TASK DESCRIPTION:
Give the number of lines that include the string "name", nothing more.

RECORDED INFORMATION:
* begin *
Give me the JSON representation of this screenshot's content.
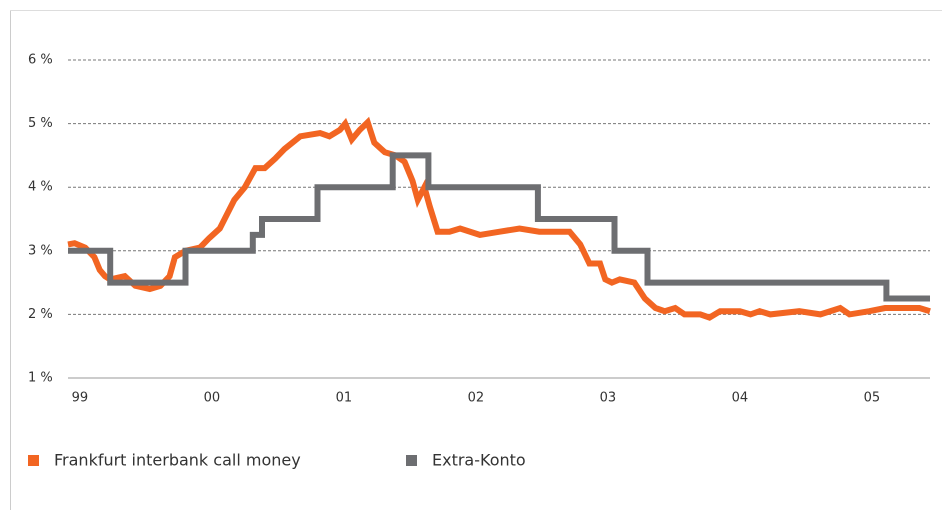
{
  "chart_data": {
    "type": "line",
    "xlim": [
      1998.91,
      2005.44
    ],
    "xticks": [
      {
        "value": 1999,
        "label": "99"
      },
      {
        "value": 2000,
        "label": "00"
      },
      {
        "value": 2001,
        "label": "01"
      },
      {
        "value": 2002,
        "label": "02"
      },
      {
        "value": 2003,
        "label": "03"
      },
      {
        "value": 2004,
        "label": "04"
      },
      {
        "value": 2005,
        "label": "05"
      }
    ],
    "ylim": [
      1,
      6
    ],
    "yticks": [
      {
        "value": 1,
        "label": "1 %"
      },
      {
        "value": 2,
        "label": "2 %"
      },
      {
        "value": 3,
        "label": "3 %"
      },
      {
        "value": 4,
        "label": "4 %"
      },
      {
        "value": 5,
        "label": "5 %"
      },
      {
        "value": 6,
        "label": "6 %"
      }
    ],
    "grid": true,
    "legend": "bottom",
    "series": [
      {
        "name": "Frankfurt interbank call money",
        "color": "#f26522",
        "x": [
          1998.91,
          1998.96,
          1999.04,
          1999.11,
          1999.15,
          1999.19,
          1999.23,
          1999.34,
          1999.42,
          1999.53,
          1999.61,
          1999.68,
          1999.72,
          1999.8,
          1999.91,
          1999.98,
          2000.06,
          2000.17,
          2000.25,
          2000.33,
          2000.4,
          2000.48,
          2000.55,
          2000.67,
          2000.82,
          2000.89,
          2000.97,
          2001.01,
          2001.06,
          2001.12,
          2001.18,
          2001.23,
          2001.31,
          2001.39,
          2001.46,
          2001.52,
          2001.56,
          2001.61,
          2001.65,
          2001.71,
          2001.8,
          2001.88,
          2002.03,
          2002.18,
          2002.33,
          2002.48,
          2002.71,
          2002.79,
          2002.86,
          2002.94,
          2002.98,
          2003.03,
          2003.09,
          2003.2,
          2003.28,
          2003.36,
          2003.43,
          2003.51,
          2003.58,
          2003.7,
          2003.77,
          2003.85,
          2004.0,
          2004.08,
          2004.15,
          2004.23,
          2004.45,
          2004.61,
          2004.76,
          2004.83,
          2004.98,
          2005.1,
          2005.36,
          2005.44
        ],
        "values": [
          3.1,
          3.12,
          3.05,
          2.9,
          2.7,
          2.6,
          2.55,
          2.6,
          2.45,
          2.4,
          2.45,
          2.6,
          2.9,
          3.0,
          3.05,
          3.2,
          3.35,
          3.8,
          4.0,
          4.3,
          4.3,
          4.45,
          4.6,
          4.8,
          4.85,
          4.8,
          4.9,
          5.0,
          4.75,
          4.9,
          5.02,
          4.7,
          4.55,
          4.5,
          4.4,
          4.1,
          3.8,
          4.0,
          3.7,
          3.3,
          3.3,
          3.35,
          3.25,
          3.3,
          3.35,
          3.3,
          3.3,
          3.1,
          2.8,
          2.8,
          2.55,
          2.5,
          2.55,
          2.5,
          2.25,
          2.1,
          2.05,
          2.1,
          2.0,
          2.0,
          1.95,
          2.05,
          2.05,
          2.0,
          2.05,
          2.0,
          2.05,
          2.0,
          2.1,
          2.0,
          2.05,
          2.1,
          2.1,
          2.05
        ]
      },
      {
        "name": "Extra-Konto",
        "color": "#6d6e71",
        "x": [
          1998.91,
          1999.23,
          1999.23,
          1999.8,
          1999.8,
          2000.31,
          2000.31,
          2000.38,
          2000.38,
          2000.8,
          2000.8,
          2001.37,
          2001.37,
          2001.64,
          2001.64,
          2002.47,
          2002.47,
          2003.05,
          2003.05,
          2003.3,
          2003.3,
          2005.11,
          2005.11,
          2005.44
        ],
        "values": [
          3,
          3,
          2.5,
          2.5,
          3,
          3,
          3.25,
          3.25,
          3.5,
          3.5,
          4,
          4,
          4.5,
          4.5,
          4,
          4,
          3.5,
          3.5,
          3,
          3,
          2.5,
          2.5,
          2.25,
          2.25
        ]
      }
    ]
  }
}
* end *
RESPONSE FOR THIS EXERCISE:
2